DATA FOR THE TASK:
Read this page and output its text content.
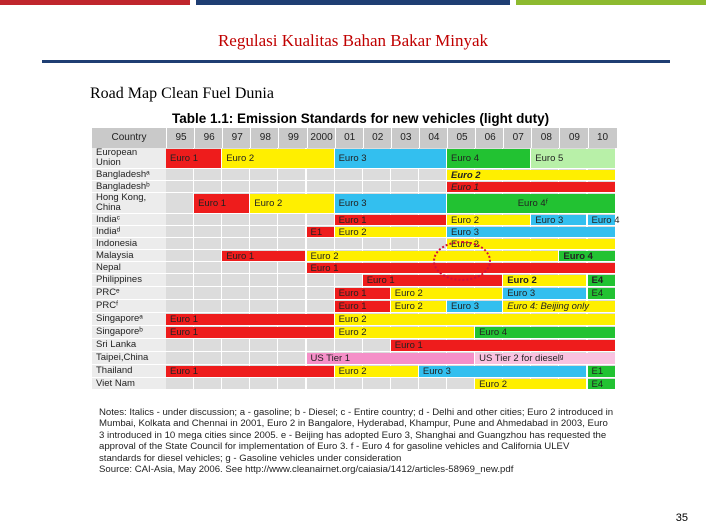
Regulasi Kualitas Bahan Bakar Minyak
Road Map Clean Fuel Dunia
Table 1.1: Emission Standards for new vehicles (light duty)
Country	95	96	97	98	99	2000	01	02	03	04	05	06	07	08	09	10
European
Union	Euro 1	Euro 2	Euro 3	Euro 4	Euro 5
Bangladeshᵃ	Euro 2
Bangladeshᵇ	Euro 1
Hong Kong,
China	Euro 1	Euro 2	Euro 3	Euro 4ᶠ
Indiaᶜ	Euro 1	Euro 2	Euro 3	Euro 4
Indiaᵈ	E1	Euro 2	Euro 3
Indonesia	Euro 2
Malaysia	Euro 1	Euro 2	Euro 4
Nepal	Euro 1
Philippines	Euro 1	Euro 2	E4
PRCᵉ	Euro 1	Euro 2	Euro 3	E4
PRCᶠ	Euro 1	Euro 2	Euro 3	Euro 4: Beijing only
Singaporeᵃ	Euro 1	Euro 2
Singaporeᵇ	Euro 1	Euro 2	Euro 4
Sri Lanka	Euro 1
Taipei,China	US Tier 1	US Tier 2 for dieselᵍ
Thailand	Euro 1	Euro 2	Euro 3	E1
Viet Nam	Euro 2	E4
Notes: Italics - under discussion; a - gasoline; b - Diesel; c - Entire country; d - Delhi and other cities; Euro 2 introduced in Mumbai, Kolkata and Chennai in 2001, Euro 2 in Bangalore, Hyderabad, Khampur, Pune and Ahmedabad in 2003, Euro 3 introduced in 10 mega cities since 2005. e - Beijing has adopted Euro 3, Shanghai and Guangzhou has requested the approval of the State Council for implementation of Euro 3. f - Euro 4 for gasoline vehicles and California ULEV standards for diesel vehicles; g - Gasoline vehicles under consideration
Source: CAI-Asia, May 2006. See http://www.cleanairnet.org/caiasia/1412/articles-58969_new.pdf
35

YOUR OBJECTIVE:
Search the data for "vehicles" and list every line in which it occurs.

RESPONSE TO THE EXERCISE:
Table 1.1: Emission Standards for new vehicles (light duty)
Notes: Italics - under discussion; a - gasoline; b - Diesel; c - Entire country; d - Delhi and other cities; Euro 2 introduced in Mumbai, Kolkata and Chennai in 2001, Euro 2 in Bangalore, Hyderabad, Khampur, Pune and Ahmedabad in 2003, Euro 3 introduced in 10 mega cities since 2005. e - Beijing has adopted Euro 3, Shanghai and Guangzhou has requested the approval of the State Council for implementation of Euro 3. f - Euro 4 for gasoline vehicles and California ULEV standards for diesel vehicles; g - Gasoline vehicles under consideration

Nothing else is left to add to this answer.